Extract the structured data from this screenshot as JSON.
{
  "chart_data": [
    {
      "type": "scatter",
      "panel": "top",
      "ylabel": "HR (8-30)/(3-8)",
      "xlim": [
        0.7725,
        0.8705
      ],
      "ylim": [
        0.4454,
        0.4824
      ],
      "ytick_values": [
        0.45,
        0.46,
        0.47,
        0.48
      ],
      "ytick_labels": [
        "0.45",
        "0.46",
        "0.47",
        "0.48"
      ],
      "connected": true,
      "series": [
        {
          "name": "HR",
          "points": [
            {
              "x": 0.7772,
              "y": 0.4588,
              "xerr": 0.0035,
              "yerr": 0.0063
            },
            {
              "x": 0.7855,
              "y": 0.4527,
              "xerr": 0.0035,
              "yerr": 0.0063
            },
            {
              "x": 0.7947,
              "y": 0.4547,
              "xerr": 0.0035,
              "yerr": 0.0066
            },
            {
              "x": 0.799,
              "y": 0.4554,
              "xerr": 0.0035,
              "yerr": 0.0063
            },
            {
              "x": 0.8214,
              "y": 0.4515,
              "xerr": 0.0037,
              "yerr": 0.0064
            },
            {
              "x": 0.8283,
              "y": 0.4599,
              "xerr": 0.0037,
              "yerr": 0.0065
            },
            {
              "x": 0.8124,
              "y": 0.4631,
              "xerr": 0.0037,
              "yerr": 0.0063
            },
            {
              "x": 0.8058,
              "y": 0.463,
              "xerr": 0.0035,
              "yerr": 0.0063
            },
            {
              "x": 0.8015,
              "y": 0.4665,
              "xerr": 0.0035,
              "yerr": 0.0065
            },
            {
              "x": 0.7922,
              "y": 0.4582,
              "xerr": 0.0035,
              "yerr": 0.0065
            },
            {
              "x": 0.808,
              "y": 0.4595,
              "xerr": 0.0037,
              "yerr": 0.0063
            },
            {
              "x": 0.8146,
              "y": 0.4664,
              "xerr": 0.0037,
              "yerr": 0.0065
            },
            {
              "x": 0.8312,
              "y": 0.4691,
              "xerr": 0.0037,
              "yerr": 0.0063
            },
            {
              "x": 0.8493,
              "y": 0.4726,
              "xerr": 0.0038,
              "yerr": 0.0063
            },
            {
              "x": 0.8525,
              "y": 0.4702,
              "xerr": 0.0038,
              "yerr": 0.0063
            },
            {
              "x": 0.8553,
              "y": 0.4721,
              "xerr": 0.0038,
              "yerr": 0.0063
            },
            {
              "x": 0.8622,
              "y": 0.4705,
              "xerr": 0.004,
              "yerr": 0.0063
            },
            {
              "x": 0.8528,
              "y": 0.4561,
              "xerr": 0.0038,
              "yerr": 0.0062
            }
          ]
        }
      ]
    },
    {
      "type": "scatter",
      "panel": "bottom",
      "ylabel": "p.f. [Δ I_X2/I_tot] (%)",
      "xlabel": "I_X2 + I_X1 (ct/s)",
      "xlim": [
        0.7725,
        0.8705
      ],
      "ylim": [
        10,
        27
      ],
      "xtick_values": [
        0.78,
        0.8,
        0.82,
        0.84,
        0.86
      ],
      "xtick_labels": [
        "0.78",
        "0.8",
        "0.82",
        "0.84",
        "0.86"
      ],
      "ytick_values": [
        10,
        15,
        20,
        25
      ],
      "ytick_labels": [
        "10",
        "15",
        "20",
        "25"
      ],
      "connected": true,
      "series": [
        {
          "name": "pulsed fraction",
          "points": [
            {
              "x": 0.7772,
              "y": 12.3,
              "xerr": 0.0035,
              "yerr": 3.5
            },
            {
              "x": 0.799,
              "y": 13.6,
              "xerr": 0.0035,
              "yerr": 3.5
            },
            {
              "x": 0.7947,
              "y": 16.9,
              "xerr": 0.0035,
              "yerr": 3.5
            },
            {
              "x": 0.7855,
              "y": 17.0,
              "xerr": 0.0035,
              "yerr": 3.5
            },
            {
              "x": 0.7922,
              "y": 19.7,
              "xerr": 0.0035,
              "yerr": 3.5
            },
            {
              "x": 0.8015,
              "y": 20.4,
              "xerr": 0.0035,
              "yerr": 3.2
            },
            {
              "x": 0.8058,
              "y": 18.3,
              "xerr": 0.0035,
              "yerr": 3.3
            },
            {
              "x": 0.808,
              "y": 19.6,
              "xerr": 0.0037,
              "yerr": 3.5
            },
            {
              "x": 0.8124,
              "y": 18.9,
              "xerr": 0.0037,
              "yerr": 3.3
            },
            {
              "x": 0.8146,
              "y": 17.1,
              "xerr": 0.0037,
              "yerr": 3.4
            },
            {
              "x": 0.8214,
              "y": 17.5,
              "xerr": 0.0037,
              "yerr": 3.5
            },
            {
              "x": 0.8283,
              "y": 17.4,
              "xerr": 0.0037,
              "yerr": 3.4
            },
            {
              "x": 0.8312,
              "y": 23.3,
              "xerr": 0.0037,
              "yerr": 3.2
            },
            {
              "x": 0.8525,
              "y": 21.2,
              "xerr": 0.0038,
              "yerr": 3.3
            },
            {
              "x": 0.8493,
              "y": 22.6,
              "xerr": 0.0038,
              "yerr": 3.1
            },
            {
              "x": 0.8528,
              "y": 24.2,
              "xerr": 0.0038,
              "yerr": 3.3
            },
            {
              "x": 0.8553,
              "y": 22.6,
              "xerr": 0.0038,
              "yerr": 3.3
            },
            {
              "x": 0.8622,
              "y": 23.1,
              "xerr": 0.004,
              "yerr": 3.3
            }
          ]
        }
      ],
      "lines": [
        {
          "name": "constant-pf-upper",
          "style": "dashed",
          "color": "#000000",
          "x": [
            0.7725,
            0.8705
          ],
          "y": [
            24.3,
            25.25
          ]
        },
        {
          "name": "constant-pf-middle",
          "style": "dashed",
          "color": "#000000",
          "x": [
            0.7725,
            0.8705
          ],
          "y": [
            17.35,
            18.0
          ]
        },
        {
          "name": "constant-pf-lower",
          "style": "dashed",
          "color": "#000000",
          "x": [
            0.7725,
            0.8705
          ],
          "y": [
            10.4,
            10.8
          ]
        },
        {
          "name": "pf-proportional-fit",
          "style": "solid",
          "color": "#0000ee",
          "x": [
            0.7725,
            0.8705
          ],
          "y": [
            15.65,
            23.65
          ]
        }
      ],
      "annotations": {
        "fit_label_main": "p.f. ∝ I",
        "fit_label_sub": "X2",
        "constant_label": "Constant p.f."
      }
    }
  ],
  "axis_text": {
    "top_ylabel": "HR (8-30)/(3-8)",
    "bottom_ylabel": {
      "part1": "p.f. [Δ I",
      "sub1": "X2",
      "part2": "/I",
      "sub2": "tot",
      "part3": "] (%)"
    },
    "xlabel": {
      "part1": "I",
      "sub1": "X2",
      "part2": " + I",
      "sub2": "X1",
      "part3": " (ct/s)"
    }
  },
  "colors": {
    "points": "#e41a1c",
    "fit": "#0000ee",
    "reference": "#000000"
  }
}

━━━━━━━━━━━━━━━━

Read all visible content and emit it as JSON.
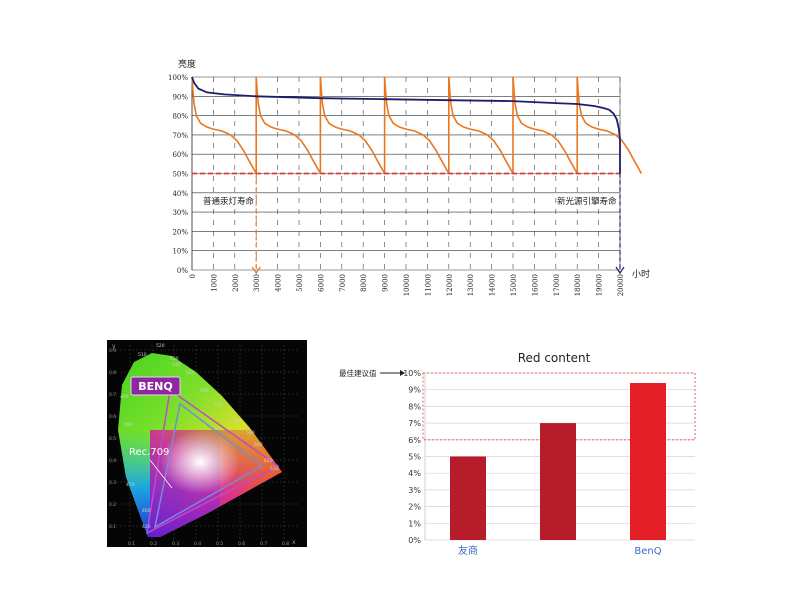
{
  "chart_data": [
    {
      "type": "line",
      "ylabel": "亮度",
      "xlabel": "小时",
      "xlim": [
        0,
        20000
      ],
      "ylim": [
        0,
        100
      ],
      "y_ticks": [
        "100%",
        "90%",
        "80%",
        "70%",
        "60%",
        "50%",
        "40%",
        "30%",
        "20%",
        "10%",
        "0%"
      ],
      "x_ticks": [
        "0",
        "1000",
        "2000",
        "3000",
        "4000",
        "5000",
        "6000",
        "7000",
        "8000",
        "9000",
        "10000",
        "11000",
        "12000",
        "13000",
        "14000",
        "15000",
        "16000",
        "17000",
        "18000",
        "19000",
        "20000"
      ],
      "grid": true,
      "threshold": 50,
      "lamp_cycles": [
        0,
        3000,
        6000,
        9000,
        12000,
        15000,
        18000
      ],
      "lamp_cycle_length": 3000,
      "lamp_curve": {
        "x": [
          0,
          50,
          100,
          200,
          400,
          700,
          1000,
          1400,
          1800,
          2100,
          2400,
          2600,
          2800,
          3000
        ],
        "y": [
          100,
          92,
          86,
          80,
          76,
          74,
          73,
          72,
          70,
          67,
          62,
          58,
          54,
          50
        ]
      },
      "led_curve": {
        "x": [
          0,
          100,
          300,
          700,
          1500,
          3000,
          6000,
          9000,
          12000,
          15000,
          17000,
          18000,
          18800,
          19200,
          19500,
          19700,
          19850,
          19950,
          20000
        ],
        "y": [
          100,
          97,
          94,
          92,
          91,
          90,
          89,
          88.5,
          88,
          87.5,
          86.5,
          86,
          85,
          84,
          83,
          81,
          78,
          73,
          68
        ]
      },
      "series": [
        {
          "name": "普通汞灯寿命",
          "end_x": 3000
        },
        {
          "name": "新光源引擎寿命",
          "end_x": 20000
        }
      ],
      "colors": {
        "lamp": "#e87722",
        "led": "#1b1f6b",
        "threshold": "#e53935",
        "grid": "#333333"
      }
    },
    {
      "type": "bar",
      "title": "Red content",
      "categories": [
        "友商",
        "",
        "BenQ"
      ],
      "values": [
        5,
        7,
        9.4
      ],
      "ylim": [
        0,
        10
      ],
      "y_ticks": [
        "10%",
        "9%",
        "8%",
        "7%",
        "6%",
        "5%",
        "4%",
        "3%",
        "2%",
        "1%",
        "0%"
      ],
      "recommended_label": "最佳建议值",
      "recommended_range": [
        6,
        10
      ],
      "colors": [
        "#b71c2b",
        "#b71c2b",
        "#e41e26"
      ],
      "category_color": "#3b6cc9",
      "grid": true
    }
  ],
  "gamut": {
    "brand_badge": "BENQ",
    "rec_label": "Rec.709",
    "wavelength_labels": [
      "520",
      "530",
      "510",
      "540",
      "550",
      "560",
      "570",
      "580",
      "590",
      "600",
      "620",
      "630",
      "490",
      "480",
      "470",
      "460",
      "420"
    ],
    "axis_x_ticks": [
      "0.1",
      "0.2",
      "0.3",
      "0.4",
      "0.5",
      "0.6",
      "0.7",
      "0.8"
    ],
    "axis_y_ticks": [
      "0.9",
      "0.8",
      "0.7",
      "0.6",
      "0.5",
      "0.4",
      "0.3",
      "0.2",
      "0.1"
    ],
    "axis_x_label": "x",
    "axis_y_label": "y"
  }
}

━━━━━━━━━━━━━━━━

Identify lines with the string "true". Copy each one.

      "connected": true,
      "connected": true,
      "grid": true,
      "grid": true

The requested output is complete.